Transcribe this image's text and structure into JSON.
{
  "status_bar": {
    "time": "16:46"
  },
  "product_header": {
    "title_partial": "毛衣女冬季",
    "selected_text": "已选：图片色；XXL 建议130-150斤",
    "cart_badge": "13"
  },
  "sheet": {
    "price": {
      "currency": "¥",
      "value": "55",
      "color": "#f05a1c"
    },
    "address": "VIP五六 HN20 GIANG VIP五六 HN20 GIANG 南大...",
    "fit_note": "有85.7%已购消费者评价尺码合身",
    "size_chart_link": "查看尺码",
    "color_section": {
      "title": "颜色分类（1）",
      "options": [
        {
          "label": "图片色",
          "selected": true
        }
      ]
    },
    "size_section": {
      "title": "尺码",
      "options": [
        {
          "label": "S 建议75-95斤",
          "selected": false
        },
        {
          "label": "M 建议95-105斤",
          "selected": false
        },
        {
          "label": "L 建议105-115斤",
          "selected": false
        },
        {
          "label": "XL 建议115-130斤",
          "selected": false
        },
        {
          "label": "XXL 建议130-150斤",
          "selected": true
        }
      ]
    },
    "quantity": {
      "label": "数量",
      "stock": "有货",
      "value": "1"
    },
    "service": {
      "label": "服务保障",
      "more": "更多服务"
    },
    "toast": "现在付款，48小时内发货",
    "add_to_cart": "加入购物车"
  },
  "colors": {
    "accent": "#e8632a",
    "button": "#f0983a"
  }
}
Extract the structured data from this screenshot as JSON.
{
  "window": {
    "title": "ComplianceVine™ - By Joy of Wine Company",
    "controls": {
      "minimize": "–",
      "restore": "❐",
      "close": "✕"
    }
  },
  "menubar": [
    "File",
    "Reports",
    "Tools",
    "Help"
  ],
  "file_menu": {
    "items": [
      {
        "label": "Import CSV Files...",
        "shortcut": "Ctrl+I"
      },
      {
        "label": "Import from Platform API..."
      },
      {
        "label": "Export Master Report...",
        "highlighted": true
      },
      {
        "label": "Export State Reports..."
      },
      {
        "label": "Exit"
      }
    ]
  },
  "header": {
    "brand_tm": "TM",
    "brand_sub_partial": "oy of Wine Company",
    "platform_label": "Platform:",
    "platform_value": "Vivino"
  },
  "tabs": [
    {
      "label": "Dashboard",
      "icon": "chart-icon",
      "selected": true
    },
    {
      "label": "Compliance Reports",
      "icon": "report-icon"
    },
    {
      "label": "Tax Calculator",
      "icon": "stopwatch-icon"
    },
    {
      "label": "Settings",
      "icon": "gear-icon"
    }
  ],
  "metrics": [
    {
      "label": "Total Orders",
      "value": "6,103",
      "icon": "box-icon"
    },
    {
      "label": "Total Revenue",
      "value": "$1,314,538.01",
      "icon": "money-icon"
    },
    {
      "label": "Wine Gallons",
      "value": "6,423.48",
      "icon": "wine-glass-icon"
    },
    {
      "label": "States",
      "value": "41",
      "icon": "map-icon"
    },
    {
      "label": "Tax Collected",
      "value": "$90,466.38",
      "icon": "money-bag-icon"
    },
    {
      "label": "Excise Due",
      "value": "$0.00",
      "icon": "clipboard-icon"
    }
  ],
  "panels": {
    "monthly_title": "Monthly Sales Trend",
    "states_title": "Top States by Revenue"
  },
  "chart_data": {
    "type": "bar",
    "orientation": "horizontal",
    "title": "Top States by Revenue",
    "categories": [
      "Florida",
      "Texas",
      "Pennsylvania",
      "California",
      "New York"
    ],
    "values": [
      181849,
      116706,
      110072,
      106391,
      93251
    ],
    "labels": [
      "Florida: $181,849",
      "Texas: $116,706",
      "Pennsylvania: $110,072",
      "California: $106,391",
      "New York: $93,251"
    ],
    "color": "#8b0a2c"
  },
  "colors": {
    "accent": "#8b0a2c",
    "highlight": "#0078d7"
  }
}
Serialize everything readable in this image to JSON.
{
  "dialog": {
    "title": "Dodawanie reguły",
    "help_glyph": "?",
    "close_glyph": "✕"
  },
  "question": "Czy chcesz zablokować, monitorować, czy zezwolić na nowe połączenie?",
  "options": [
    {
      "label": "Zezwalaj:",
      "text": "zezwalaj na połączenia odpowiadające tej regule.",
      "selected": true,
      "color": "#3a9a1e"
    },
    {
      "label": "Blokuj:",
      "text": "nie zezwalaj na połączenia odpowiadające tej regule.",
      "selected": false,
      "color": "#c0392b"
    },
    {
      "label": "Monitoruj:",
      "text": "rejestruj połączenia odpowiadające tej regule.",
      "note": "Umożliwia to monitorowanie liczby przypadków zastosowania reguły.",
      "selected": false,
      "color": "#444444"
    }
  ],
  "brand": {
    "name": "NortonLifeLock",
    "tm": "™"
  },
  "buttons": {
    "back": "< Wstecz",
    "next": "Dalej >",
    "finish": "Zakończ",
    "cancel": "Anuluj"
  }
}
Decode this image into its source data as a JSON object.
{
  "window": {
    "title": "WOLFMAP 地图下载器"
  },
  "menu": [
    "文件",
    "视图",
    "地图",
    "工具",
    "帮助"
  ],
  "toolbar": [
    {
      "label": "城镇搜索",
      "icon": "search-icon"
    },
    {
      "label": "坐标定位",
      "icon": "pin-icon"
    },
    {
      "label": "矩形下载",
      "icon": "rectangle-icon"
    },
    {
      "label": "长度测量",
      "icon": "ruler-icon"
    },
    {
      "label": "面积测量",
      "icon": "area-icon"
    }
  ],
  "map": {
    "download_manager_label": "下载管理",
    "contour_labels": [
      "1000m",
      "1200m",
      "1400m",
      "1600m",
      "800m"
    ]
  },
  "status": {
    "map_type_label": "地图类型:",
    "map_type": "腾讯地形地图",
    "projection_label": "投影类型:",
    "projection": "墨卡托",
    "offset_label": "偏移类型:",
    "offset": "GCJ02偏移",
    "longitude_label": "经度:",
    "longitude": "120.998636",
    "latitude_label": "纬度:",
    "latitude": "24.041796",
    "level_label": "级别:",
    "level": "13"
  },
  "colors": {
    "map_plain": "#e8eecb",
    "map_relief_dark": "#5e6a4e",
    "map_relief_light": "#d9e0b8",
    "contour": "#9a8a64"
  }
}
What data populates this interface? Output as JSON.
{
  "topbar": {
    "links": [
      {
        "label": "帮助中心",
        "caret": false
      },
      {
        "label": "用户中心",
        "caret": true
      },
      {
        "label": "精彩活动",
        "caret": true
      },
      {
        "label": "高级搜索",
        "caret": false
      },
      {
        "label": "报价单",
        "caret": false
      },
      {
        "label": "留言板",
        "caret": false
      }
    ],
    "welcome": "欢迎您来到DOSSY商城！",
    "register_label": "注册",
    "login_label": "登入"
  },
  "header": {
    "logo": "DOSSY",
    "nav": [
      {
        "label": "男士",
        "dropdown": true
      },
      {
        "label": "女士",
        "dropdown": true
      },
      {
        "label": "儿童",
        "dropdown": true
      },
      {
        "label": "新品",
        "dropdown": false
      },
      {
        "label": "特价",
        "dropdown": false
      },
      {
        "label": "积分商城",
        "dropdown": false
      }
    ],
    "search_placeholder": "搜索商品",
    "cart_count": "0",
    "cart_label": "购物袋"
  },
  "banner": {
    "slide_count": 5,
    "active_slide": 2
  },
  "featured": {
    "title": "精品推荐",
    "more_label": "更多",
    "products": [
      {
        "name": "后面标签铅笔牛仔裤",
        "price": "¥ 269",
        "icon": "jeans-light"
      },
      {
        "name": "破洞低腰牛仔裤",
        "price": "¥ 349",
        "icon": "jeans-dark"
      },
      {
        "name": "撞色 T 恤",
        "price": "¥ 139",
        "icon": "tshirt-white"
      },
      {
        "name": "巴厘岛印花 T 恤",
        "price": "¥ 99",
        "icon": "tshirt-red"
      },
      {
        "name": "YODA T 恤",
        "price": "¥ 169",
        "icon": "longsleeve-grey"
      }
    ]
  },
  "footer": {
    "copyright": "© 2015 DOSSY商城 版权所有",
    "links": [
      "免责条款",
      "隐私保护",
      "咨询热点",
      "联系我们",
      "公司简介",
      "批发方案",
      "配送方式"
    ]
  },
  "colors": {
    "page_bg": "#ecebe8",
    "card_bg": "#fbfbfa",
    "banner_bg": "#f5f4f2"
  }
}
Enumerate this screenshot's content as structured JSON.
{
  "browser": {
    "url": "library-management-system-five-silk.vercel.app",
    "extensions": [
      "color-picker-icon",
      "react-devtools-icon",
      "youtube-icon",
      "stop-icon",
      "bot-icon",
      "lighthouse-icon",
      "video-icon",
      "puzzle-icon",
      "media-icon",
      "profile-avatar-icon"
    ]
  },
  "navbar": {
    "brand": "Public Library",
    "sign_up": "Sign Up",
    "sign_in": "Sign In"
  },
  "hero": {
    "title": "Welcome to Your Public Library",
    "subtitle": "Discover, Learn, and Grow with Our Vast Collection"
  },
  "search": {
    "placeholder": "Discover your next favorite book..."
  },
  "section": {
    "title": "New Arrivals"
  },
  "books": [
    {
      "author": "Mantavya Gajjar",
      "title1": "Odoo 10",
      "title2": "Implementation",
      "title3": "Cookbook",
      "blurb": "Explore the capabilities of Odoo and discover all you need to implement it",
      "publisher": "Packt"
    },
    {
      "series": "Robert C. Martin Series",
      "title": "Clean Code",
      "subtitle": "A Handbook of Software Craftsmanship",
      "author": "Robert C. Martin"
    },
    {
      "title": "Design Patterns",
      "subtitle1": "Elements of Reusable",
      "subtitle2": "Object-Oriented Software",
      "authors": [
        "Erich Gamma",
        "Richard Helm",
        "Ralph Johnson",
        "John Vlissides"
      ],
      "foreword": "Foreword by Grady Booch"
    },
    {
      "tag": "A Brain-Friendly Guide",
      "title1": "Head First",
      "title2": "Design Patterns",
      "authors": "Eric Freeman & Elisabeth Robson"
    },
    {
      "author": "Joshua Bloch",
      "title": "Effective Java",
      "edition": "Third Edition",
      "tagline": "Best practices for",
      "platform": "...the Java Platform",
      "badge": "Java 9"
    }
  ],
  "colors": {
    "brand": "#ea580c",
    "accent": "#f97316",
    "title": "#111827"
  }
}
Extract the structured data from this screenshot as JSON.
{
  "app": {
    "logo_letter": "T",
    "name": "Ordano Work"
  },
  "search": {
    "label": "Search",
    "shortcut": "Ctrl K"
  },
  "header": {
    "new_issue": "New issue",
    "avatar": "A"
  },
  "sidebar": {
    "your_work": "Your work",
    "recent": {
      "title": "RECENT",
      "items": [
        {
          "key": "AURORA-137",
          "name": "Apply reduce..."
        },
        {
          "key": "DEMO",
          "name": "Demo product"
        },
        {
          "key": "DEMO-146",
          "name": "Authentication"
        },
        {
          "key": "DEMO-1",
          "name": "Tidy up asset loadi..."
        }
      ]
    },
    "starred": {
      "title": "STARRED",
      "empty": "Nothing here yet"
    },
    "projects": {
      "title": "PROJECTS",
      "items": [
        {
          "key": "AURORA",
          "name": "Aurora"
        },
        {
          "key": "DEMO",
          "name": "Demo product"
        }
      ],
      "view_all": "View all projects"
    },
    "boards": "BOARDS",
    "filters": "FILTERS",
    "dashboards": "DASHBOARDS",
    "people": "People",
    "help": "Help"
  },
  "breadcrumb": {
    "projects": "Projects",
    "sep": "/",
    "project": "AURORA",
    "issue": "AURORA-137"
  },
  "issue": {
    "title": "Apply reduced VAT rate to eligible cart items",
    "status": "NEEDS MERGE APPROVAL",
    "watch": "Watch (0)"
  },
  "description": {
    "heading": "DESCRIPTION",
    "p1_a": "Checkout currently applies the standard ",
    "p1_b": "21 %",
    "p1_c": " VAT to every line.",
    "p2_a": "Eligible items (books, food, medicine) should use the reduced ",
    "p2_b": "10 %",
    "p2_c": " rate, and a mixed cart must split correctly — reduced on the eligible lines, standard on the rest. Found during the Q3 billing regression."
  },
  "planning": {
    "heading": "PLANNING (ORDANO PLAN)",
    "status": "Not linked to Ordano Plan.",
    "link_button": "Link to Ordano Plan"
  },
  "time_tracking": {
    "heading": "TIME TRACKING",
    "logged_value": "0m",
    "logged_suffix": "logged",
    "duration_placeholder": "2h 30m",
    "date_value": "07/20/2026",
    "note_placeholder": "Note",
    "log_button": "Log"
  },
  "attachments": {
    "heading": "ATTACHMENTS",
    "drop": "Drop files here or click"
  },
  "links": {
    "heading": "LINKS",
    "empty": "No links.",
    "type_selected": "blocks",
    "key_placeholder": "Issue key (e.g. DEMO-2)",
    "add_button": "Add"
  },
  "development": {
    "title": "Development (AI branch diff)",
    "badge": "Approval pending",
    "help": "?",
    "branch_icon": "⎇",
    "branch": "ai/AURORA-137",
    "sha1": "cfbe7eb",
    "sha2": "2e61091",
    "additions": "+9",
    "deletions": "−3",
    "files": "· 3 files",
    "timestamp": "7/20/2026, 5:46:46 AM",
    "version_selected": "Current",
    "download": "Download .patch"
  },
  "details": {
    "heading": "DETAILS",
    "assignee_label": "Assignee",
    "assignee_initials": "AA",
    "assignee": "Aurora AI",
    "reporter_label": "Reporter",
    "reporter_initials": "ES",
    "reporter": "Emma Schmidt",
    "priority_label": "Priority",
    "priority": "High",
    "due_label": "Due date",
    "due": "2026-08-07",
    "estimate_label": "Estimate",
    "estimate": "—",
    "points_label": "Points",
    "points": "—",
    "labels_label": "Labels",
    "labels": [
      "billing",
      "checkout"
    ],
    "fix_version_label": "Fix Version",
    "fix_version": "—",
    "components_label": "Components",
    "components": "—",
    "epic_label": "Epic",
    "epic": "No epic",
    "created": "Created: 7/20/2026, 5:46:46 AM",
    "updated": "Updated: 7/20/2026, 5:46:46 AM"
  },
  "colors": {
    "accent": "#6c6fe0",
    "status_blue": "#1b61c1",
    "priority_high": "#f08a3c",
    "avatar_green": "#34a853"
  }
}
------------------------------------
◆ **To be done**: Check each line of the entries above for the word "Martin". List the ones that have it.

◆ **Written response**:
      "series": "Robert C. Martin Series",
      "author": "Robert C. Martin"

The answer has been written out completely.